▶ **Figure data in JSON**:
--------------------

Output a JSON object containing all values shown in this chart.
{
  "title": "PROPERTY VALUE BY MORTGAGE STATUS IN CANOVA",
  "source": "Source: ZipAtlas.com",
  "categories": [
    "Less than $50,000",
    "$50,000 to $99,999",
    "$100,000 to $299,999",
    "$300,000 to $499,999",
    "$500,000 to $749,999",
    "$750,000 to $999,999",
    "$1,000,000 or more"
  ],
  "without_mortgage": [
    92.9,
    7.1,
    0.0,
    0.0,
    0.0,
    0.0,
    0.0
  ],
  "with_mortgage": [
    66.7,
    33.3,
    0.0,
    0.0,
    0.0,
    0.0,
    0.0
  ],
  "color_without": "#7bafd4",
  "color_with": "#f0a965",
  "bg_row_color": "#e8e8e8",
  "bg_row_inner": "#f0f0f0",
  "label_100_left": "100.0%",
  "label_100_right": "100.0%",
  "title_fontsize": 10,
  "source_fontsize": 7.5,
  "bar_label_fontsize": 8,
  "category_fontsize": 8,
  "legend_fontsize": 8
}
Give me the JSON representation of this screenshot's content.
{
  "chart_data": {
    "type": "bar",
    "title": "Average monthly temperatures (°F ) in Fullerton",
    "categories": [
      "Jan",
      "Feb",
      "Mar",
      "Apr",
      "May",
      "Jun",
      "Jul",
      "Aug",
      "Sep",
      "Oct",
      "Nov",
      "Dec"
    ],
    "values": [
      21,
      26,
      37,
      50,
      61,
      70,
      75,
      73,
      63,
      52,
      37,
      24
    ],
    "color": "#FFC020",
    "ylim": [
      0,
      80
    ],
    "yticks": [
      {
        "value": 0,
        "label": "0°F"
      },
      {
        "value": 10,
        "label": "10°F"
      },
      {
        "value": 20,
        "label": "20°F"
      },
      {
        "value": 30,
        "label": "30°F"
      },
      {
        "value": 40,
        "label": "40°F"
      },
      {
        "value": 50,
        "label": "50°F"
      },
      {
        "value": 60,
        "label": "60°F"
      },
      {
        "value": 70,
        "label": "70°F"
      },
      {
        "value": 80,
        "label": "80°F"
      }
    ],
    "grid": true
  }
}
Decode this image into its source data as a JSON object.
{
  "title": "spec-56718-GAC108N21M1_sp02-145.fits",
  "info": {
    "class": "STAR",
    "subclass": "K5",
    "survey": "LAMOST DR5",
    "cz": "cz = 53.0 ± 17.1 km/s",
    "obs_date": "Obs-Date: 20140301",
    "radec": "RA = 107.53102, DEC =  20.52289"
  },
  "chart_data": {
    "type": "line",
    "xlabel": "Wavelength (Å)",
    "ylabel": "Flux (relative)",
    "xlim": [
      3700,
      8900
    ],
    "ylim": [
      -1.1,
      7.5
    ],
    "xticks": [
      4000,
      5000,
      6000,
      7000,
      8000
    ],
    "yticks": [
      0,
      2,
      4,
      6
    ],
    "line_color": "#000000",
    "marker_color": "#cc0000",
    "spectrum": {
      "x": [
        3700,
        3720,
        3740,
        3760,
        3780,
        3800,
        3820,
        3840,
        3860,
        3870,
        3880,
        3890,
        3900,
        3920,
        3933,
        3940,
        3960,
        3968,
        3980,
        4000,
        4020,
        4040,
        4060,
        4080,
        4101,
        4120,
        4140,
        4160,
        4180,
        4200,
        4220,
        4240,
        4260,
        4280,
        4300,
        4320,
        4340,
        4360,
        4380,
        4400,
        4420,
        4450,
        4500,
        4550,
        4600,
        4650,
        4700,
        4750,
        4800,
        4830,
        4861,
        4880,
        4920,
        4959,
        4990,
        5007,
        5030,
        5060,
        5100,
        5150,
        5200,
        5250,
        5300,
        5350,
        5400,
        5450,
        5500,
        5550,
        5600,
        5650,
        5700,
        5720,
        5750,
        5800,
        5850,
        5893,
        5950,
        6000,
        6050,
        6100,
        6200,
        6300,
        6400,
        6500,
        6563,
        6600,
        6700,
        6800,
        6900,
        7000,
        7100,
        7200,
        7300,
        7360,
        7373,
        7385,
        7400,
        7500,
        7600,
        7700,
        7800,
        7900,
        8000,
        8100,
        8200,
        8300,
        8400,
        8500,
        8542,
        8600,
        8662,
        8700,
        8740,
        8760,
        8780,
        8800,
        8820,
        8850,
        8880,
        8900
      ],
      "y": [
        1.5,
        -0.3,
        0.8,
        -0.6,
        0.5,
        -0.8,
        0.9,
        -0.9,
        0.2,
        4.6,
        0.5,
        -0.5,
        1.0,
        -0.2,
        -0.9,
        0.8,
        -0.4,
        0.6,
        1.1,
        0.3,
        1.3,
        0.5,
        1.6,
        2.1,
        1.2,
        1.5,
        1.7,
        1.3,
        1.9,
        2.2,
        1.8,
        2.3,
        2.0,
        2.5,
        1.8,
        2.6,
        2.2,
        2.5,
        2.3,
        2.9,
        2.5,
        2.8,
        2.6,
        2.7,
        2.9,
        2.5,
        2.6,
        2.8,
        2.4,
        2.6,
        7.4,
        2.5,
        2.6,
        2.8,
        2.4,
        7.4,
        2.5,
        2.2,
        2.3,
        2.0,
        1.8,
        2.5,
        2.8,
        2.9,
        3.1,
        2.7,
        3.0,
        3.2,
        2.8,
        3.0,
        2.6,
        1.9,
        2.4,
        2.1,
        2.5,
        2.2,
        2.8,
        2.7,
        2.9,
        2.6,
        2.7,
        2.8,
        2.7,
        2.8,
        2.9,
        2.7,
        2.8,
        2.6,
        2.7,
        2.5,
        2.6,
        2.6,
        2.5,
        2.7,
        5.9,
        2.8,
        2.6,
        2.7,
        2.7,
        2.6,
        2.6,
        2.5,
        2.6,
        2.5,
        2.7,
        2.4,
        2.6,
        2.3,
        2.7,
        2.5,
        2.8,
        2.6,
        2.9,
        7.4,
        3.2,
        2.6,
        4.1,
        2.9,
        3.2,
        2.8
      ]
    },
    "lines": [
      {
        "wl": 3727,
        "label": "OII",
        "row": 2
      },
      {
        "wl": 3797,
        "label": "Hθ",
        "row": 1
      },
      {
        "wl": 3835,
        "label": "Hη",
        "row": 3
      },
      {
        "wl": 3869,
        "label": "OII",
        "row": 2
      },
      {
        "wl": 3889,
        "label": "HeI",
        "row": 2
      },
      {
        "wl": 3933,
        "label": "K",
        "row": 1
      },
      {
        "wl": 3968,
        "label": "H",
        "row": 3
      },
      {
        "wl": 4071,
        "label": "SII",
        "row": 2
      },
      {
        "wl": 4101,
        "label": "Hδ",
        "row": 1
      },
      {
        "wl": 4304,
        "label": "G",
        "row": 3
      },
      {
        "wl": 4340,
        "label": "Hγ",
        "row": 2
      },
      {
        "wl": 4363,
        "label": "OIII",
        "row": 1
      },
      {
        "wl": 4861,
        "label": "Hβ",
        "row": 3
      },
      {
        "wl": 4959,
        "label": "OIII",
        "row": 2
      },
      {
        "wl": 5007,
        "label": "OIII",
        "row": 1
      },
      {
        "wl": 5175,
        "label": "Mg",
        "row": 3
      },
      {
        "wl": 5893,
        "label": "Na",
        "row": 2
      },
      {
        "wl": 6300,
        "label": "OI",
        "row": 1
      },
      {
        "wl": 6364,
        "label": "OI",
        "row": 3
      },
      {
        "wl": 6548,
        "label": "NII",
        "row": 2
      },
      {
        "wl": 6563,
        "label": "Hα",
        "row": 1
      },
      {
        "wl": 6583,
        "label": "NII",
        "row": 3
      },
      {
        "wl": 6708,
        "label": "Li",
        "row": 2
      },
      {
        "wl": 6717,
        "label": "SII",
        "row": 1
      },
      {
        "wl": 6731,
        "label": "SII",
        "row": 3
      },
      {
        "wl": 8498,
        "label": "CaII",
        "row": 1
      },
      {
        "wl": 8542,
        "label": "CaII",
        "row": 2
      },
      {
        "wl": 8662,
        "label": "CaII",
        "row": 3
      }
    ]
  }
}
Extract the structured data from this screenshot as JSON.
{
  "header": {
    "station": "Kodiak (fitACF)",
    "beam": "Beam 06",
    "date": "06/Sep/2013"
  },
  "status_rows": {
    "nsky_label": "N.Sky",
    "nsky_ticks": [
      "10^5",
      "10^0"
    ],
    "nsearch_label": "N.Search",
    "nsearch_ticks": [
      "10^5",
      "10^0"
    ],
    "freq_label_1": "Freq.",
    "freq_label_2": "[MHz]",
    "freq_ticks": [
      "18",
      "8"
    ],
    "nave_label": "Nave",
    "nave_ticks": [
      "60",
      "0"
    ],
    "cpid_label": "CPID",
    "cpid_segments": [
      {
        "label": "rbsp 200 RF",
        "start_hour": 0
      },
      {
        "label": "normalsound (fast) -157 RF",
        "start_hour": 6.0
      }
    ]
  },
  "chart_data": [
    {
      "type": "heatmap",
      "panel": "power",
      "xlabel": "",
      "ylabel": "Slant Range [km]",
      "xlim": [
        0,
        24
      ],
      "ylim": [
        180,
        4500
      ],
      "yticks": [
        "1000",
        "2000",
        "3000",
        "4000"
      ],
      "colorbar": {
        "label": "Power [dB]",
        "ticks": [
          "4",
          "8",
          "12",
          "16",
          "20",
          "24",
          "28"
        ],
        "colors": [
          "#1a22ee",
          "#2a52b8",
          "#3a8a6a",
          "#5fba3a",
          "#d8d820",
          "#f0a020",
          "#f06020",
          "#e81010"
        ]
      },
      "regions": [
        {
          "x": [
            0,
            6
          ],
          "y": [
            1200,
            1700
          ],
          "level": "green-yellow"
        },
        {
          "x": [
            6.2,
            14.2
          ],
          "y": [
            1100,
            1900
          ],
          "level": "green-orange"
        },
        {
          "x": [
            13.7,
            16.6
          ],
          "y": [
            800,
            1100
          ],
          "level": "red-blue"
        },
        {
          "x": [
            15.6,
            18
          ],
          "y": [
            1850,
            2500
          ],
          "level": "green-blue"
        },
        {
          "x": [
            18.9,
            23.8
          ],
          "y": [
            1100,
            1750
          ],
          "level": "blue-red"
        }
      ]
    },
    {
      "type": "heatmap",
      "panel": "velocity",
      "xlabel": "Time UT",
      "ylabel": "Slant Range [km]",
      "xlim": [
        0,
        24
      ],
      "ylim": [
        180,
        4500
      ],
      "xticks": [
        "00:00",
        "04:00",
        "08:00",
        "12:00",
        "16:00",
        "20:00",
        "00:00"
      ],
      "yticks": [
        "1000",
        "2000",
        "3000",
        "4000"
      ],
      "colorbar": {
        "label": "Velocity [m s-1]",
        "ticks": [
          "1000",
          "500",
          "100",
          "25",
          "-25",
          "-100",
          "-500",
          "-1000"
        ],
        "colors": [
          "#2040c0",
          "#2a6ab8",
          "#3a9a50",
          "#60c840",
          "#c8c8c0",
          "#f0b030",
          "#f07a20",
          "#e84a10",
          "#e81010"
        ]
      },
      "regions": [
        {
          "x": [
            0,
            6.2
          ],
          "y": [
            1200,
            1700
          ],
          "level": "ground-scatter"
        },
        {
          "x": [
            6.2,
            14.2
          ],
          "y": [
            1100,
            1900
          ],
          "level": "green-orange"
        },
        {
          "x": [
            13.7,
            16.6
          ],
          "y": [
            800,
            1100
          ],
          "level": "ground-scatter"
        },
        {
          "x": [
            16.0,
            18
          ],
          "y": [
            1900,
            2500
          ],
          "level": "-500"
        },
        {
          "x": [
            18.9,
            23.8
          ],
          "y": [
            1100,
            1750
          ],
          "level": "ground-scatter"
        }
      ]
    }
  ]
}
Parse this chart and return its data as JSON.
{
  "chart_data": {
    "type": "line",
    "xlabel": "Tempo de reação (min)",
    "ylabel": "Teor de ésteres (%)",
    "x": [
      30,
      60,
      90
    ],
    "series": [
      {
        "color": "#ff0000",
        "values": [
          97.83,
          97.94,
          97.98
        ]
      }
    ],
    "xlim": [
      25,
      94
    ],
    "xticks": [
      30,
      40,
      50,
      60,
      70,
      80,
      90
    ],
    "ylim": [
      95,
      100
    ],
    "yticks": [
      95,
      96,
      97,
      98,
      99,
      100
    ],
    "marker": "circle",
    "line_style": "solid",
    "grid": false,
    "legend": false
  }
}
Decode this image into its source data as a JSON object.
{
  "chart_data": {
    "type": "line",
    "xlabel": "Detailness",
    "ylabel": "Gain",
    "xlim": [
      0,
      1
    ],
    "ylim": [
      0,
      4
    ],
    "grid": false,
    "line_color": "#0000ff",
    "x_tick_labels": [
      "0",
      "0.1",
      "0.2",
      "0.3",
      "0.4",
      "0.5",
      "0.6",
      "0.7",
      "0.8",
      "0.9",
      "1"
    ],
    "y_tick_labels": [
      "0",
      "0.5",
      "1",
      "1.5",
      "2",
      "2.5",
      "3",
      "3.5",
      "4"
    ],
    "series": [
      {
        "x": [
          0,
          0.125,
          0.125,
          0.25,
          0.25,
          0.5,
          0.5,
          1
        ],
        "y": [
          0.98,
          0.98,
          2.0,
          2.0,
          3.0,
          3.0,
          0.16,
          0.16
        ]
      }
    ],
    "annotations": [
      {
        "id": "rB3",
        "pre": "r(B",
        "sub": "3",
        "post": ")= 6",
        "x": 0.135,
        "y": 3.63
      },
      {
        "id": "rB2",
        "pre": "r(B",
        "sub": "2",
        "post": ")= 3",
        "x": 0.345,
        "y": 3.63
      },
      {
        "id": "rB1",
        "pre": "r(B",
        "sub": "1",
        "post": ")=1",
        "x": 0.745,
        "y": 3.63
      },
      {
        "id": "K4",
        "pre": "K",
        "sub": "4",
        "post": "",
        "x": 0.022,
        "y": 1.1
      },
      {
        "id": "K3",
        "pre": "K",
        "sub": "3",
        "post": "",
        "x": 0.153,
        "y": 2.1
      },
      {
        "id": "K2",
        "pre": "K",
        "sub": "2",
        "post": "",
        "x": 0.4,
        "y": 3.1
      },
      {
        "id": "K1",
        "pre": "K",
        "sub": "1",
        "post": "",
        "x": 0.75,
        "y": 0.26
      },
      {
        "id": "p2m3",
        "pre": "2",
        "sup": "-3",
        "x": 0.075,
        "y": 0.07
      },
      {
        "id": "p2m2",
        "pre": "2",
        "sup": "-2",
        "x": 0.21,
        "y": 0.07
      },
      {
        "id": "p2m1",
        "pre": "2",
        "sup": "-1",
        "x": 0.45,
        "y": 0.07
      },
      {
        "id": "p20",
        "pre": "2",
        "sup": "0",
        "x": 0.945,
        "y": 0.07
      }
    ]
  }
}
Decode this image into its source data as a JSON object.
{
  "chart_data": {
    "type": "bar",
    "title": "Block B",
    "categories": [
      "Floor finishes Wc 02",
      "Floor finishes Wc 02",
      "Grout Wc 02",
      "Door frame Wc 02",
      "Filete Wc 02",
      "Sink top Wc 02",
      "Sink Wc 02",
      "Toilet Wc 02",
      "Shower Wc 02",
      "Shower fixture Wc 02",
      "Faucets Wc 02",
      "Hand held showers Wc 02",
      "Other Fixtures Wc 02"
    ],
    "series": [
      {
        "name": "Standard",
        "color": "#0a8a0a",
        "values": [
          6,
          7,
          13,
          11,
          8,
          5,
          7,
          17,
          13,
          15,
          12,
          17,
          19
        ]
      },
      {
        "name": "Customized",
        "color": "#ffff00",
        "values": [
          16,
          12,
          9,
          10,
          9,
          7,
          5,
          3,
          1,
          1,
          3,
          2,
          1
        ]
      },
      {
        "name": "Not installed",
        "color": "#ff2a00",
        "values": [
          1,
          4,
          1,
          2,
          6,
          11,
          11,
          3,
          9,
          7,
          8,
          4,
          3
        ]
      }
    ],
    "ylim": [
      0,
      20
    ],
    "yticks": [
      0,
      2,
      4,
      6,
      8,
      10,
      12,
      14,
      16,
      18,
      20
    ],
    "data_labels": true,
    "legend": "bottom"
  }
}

--------------------

▶ **Prompt**:
How many of these lines contain "level"? Write only the number.

▶ **Complete answer**:
10